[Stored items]
▬▬▬▬▬▬

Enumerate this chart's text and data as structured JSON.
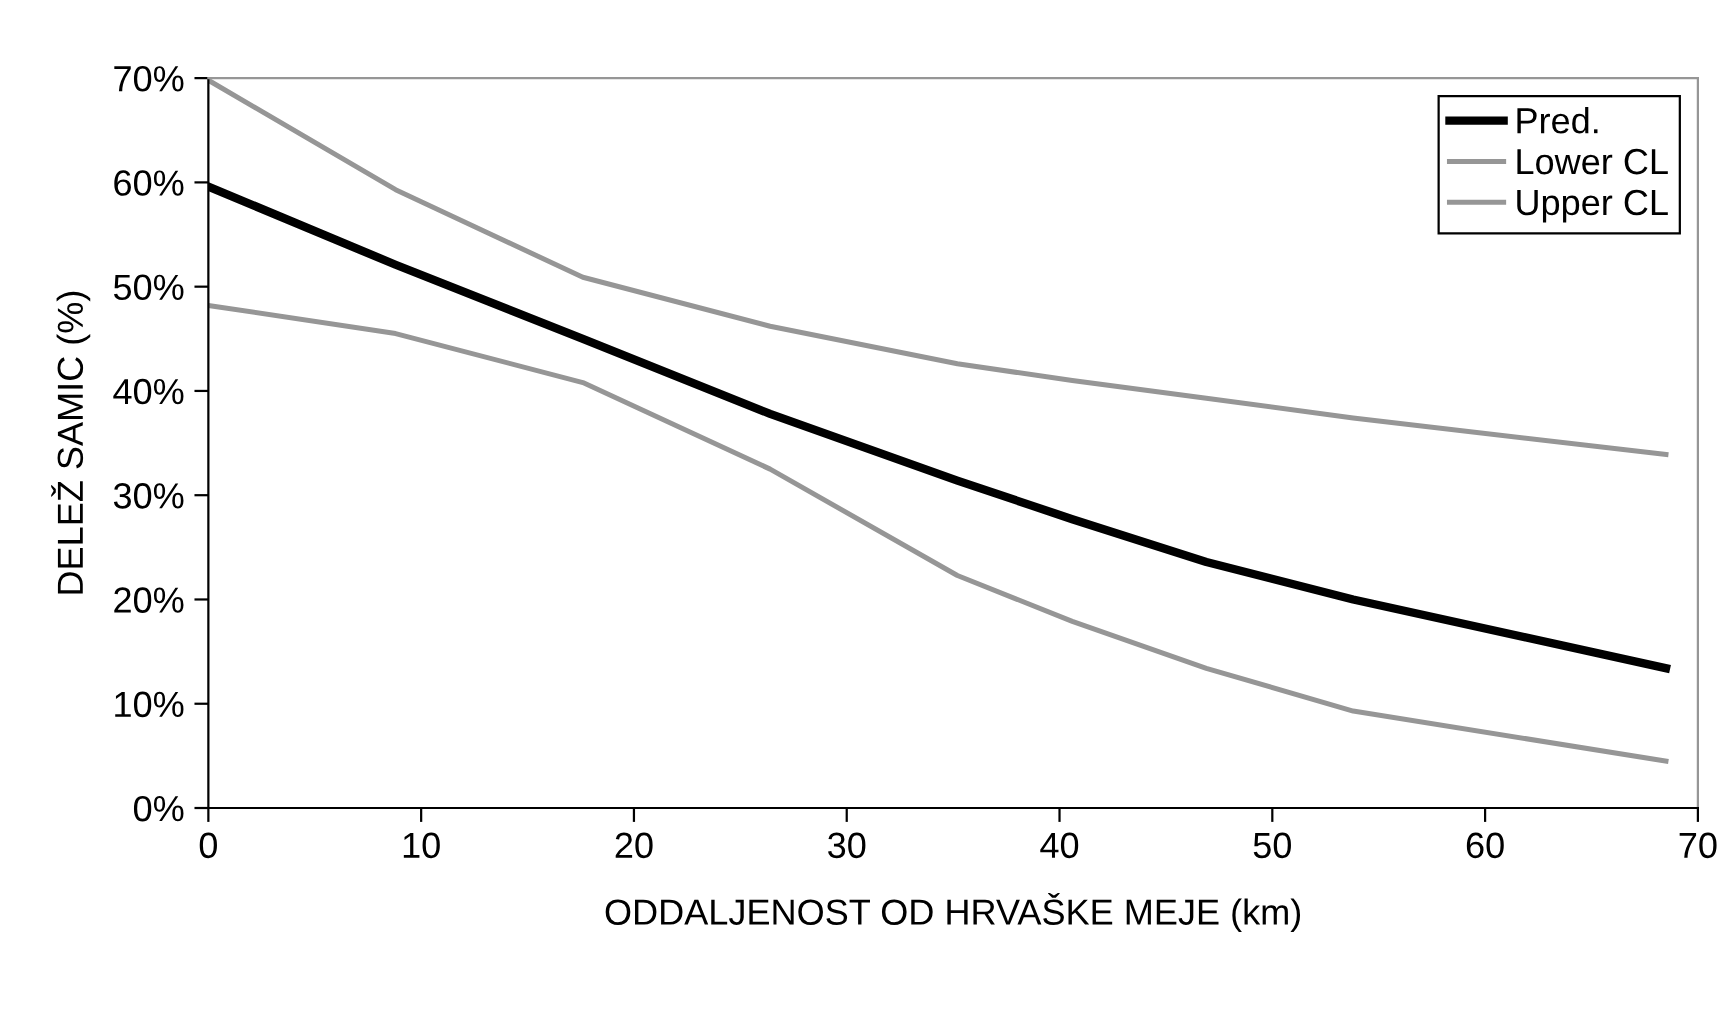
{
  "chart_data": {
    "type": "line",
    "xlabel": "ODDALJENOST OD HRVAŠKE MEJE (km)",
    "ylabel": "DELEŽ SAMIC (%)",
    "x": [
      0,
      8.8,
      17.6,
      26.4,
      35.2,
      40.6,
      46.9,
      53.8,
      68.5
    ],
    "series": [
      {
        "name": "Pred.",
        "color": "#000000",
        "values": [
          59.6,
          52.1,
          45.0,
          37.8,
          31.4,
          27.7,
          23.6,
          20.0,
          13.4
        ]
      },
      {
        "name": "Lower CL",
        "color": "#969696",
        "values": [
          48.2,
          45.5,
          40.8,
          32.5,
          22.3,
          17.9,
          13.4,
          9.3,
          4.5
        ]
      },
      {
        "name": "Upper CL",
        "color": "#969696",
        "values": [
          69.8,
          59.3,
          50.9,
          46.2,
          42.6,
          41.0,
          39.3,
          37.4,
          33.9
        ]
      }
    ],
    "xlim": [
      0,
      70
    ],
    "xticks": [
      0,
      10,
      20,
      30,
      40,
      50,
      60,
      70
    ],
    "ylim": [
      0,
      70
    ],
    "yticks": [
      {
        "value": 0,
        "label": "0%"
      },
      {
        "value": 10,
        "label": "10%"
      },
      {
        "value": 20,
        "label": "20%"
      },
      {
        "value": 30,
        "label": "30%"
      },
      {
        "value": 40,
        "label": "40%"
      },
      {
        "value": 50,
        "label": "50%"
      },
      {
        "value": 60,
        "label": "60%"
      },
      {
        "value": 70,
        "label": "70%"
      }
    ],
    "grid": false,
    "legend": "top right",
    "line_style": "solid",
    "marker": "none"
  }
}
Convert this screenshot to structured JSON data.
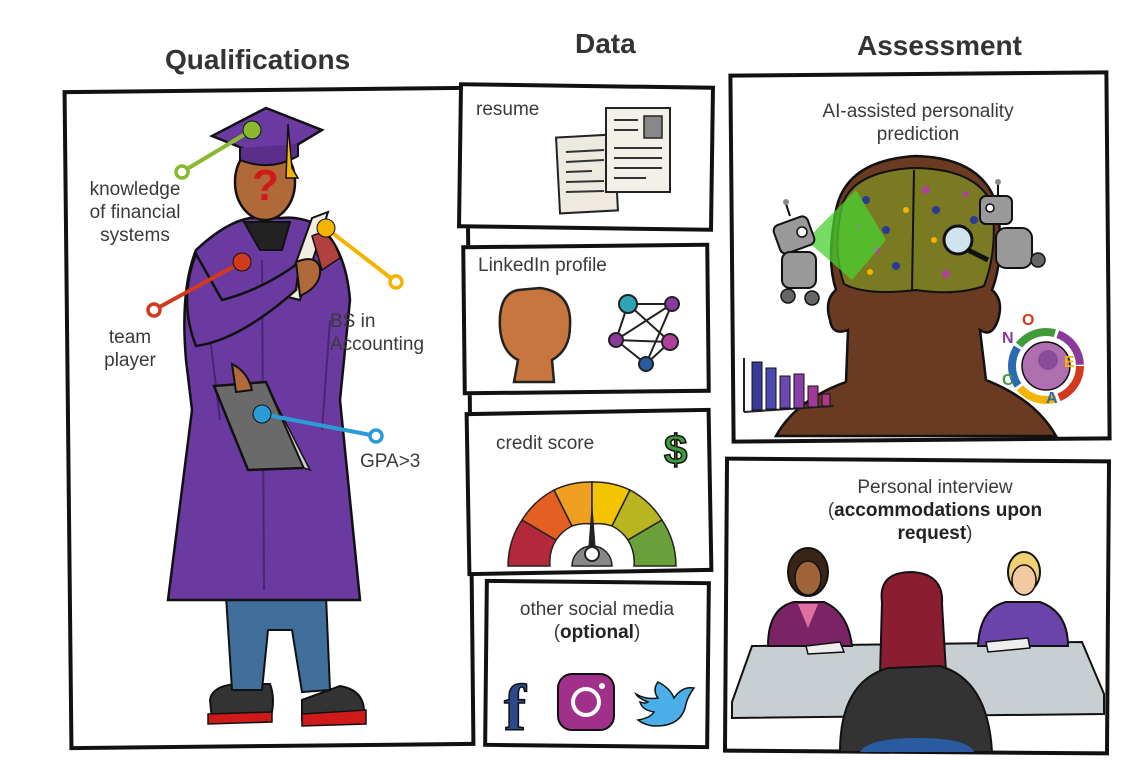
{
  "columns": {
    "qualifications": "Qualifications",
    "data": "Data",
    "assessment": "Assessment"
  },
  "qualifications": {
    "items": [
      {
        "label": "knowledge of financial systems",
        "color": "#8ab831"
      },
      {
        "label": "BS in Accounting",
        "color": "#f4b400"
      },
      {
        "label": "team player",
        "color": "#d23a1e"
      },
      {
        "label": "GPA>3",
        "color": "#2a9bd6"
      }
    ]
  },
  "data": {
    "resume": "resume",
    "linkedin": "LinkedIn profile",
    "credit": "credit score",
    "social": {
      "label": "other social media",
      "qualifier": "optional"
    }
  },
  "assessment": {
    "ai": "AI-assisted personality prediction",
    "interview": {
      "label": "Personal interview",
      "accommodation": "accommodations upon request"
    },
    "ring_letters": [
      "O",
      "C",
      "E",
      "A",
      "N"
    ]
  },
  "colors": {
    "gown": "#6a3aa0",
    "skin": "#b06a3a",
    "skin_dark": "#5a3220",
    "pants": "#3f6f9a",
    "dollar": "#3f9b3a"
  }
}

▬▬▬▬▬▬

• Task instructions:
Take the records above and transcribe them exactly, dropping every picture.

• Written response:
Enumerate this chart's text and data as structured JSON.
{
  "chart_data": {
    "type": "line",
    "xlabel": "ODDALJENOST OD HRVAŠKE MEJE (km)",
    "ylabel": "DELEŽ SAMIC (%)",
    "x": [
      0,
      8.8,
      17.6,
      26.4,
      35.2,
      40.6,
      46.9,
      53.8,
      68.5
    ],
    "series": [
      {
        "name": "Pred.",
        "color": "#000000",
        "values": [
          59.6,
          52.1,
          45.0,
          37.8,
          31.4,
          27.7,
          23.6,
          20.0,
          13.4
        ]
      },
      {
        "name": "Lower CL",
        "color": "#969696",
        "values": [
          48.2,
          45.5,
          40.8,
          32.5,
          22.3,
          17.9,
          13.4,
          9.3,
          4.5
        ]
      },
      {
        "name": "Upper CL",
        "color": "#969696",
        "values": [
          69.8,
          59.3,
          50.9,
          46.2,
          42.6,
          41.0,
          39.3,
          37.4,
          33.9
        ]
      }
    ],
    "xlim": [
      0,
      70
    ],
    "xticks": [
      0,
      10,
      20,
      30,
      40,
      50,
      60,
      70
    ],
    "ylim": [
      0,
      70
    ],
    "yticks": [
      {
        "value": 0,
        "label": "0%"
      },
      {
        "value": 10,
        "label": "10%"
      },
      {
        "value": 20,
        "label": "20%"
      },
      {
        "value": 30,
        "label": "30%"
      },
      {
        "value": 40,
        "label": "40%"
      },
      {
        "value": 50,
        "label": "50%"
      },
      {
        "value": 60,
        "label": "60%"
      },
      {
        "value": 70,
        "label": "70%"
      }
    ],
    "grid": false,
    "legend": "top right",
    "line_style": "solid",
    "marker": "none"
  }
}
Convert this screenshot to structured JSON data.
{
  "columns": {
    "qualifications": "Qualifications",
    "data": "Data",
    "assessment": "Assessment"
  },
  "qualifications": {
    "items": [
      {
        "label": "knowledge of financial systems",
        "color": "#8ab831"
      },
      {
        "label": "BS in Accounting",
        "color": "#f4b400"
      },
      {
        "label": "team player",
        "color": "#d23a1e"
      },
      {
        "label": "GPA>3",
        "color": "#2a9bd6"
      }
    ]
  },
  "data": {
    "resume": "resume",
    "linkedin": "LinkedIn profile",
    "credit": "credit score",
    "social": {
      "label": "other social media",
      "qualifier": "optional"
    }
  },
  "assessment": {
    "ai": "AI-assisted personality prediction",
    "interview": {
      "label": "Personal interview",
      "accommodation": "accommodations upon request"
    },
    "ring_letters": [
      "O",
      "C",
      "E",
      "A",
      "N"
    ]
  },
  "colors": {
    "gown": "#6a3aa0",
    "skin": "#b06a3a",
    "skin_dark": "#5a3220",
    "pants": "#3f6f9a",
    "dollar": "#3f9b3a"
  }
}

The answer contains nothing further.